Start of MATERIAL FOR THIS EXERCISE
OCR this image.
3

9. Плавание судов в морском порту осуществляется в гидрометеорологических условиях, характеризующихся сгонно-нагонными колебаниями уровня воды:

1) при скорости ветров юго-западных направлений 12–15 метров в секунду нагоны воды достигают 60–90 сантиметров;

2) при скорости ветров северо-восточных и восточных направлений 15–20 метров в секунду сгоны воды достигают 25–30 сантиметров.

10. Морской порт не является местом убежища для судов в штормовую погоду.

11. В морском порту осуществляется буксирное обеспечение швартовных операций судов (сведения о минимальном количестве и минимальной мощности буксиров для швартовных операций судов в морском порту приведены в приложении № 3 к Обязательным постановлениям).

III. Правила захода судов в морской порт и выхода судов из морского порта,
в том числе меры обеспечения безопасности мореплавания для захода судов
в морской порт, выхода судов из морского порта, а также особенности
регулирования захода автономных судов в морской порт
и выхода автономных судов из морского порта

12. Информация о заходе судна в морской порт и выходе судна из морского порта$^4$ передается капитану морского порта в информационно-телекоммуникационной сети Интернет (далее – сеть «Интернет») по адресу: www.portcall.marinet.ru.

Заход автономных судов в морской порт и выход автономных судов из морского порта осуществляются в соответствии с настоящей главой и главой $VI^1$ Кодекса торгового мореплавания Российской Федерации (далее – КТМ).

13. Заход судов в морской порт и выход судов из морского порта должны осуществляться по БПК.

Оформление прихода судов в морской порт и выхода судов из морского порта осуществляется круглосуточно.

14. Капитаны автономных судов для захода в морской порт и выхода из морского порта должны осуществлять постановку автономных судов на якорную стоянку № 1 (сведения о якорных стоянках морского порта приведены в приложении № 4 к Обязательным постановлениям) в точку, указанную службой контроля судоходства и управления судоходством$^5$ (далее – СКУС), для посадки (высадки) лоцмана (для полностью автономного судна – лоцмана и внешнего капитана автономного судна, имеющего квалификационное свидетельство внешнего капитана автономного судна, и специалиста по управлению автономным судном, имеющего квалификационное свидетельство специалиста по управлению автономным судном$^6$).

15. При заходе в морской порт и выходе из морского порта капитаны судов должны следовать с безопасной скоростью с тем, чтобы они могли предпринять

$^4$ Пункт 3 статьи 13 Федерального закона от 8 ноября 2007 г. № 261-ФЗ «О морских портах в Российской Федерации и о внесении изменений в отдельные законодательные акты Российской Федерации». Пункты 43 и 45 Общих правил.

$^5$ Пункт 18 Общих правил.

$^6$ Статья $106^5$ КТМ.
End of MATERIAL FOR THIS EXERCISE
Make an exact copy of the listing, including every line.

OCR this image.
3

9. Плавание судов в морском порту осуществляется в гидрометеорологических условиях, характеризующихся сгонно-нагонными колебаниями уровня воды:

1) при скорости ветров юго-западных направлений 12–15 метров в секунду нагоны воды достигают 60–90 сантиметров;

2) при скорости ветров северо-восточных и восточных направлений 15–20 метров в секунду сгоны воды достигают 25–30 сантиметров.

10. Морской порт не является местом убежища для судов в штормовую погоду.

11. В морском порту осуществляется буксирное обеспечение швартовных операций судов (сведения о минимальном количестве и минимальной мощности буксиров для швартовных операций судов в морском порту приведены в приложении № 3 к Обязательным постановлениям).

III. Правила захода судов в морской порт и выхода судов из морского порта,
в том числе меры обеспечения безопасности мореплавания для захода судов
в морской порт, выхода судов из морского порта, а также особенности
регулирования захода автономных судов в морской порт
и выхода автономных судов из морского порта

12. Информация о заходе судна в морской порт и выходе судна из морского порта$^4$ передается капитану морского порта в информационно-телекоммуникационной сети Интернет (далее – сеть «Интернет») по адресу: www.portcall.marinet.ru.

Заход автономных судов в морской порт и выход автономных судов из морского порта осуществляются в соответствии с настоящей главой и главой $VI^1$ Кодекса торгового мореплавания Российской Федерации (далее – КТМ).

13. Заход судов в морской порт и выход судов из морского порта должны осуществляться по БПК.

Оформление прихода судов в морской порт и выхода судов из морского порта осуществляется круглосуточно.

14. Капитаны автономных судов для захода в морской порт и выхода из морского порта должны осуществлять постановку автономных судов на якорную стоянку № 1 (сведения о якорных стоянках морского порта приведены в приложении № 4 к Обязательным постановлениям) в точку, указанную службой контроля судоходства и управления судоходством$^5$ (далее – СКУС), для посадки (высадки) лоцмана (для полностью автономного судна – лоцмана и внешнего капитана автономного судна, имеющего квалификационное свидетельство внешнего капитана автономного судна, и специалиста по управлению автономным судном, имеющего квалификационное свидетельство специалиста по управлению автономным судном$^6$).

15. При заходе в морской порт и выходе из морского порта капитаны судов должны следовать с безопасной скоростью с тем, чтобы они могли предпринять

$^4$ Пункт 3 статьи 13 Федерального закона от 8 ноября 2007 г. № 261-ФЗ «О морских портах в Российской Федерации и о внесении изменений в отдельные законодательные акты Российской Федерации». Пункты 43 и 45 Общих правил.

$^5$ Пункт 18 Общих правил.

$^6$ Статья $106^5$ КТМ.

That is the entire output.